### Given data
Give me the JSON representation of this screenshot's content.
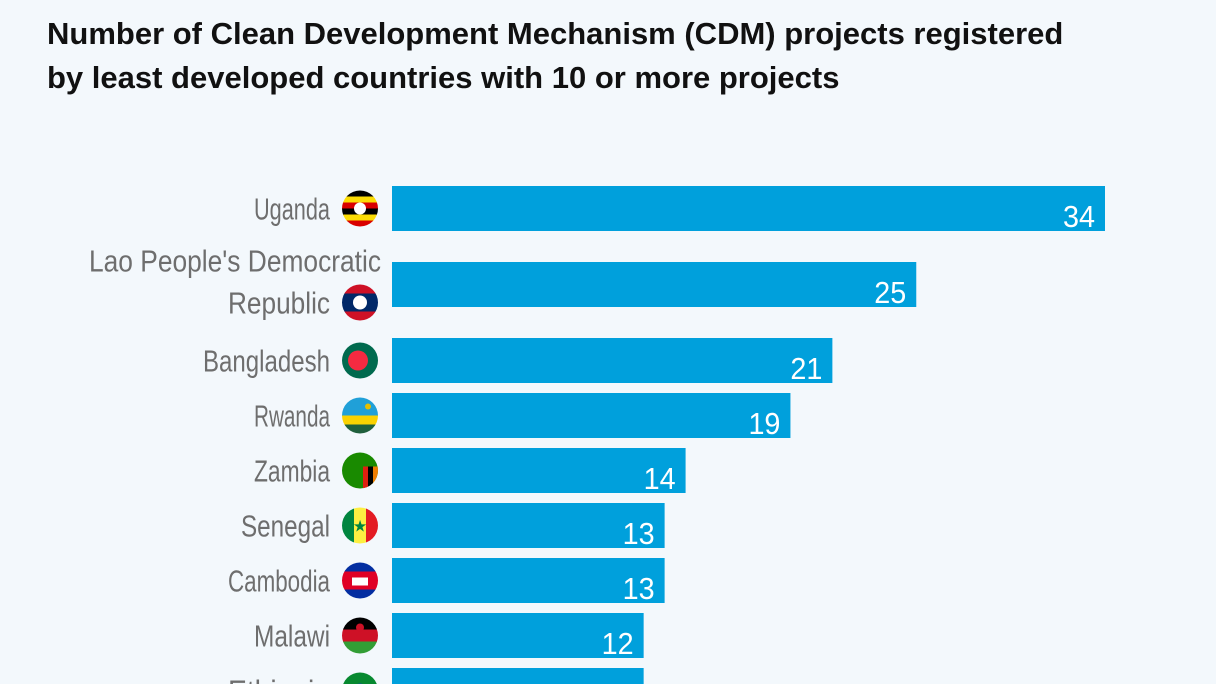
{
  "chart_data": {
    "type": "bar",
    "orientation": "horizontal",
    "title": "Number of Clean Development Mechanism (CDM) projects registered by least developed countries with 10 or more projects",
    "categories": [
      {
        "lines": [
          "Uganda"
        ],
        "flag": "uganda-flag"
      },
      {
        "lines": [
          "Lao People's Democratic",
          "Republic"
        ],
        "flag": "laos-flag"
      },
      {
        "lines": [
          "Bangladesh"
        ],
        "flag": "bangladesh-flag"
      },
      {
        "lines": [
          "Rwanda"
        ],
        "flag": "rwanda-flag"
      },
      {
        "lines": [
          "Zambia"
        ],
        "flag": "zambia-flag"
      },
      {
        "lines": [
          "Senegal"
        ],
        "flag": "senegal-flag"
      },
      {
        "lines": [
          "Cambodia"
        ],
        "flag": "cambodia-flag"
      },
      {
        "lines": [
          "Malawi"
        ],
        "flag": "malawi-flag"
      },
      {
        "lines": [
          "Ethiopia"
        ],
        "flag": "ethiopia-flag"
      }
    ],
    "values": [
      34,
      25,
      21,
      19,
      14,
      13,
      13,
      12,
      12
    ],
    "xlim": [
      0,
      34
    ],
    "bar_color": "#00a0dc",
    "grid": false,
    "data_labels": true
  }
}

### Your objective
The data above should be repeated exactly, minus any pictures.

### Answer
Give me the JSON representation of this screenshot's content.
{
  "chart_data": {
    "type": "bar",
    "orientation": "horizontal",
    "title": "Number of Clean Development Mechanism (CDM) projects registered by least developed countries with 10 or more projects",
    "categories": [
      {
        "lines": [
          "Uganda"
        ],
        "flag": "uganda-flag"
      },
      {
        "lines": [
          "Lao People's Democratic",
          "Republic"
        ],
        "flag": "laos-flag"
      },
      {
        "lines": [
          "Bangladesh"
        ],
        "flag": "bangladesh-flag"
      },
      {
        "lines": [
          "Rwanda"
        ],
        "flag": "rwanda-flag"
      },
      {
        "lines": [
          "Zambia"
        ],
        "flag": "zambia-flag"
      },
      {
        "lines": [
          "Senegal"
        ],
        "flag": "senegal-flag"
      },
      {
        "lines": [
          "Cambodia"
        ],
        "flag": "cambodia-flag"
      },
      {
        "lines": [
          "Malawi"
        ],
        "flag": "malawi-flag"
      },
      {
        "lines": [
          "Ethiopia"
        ],
        "flag": "ethiopia-flag"
      }
    ],
    "values": [
      34,
      25,
      21,
      19,
      14,
      13,
      13,
      12,
      12
    ],
    "xlim": [
      0,
      34
    ],
    "bar_color": "#00a0dc",
    "grid": false,
    "data_labels": true
  }
}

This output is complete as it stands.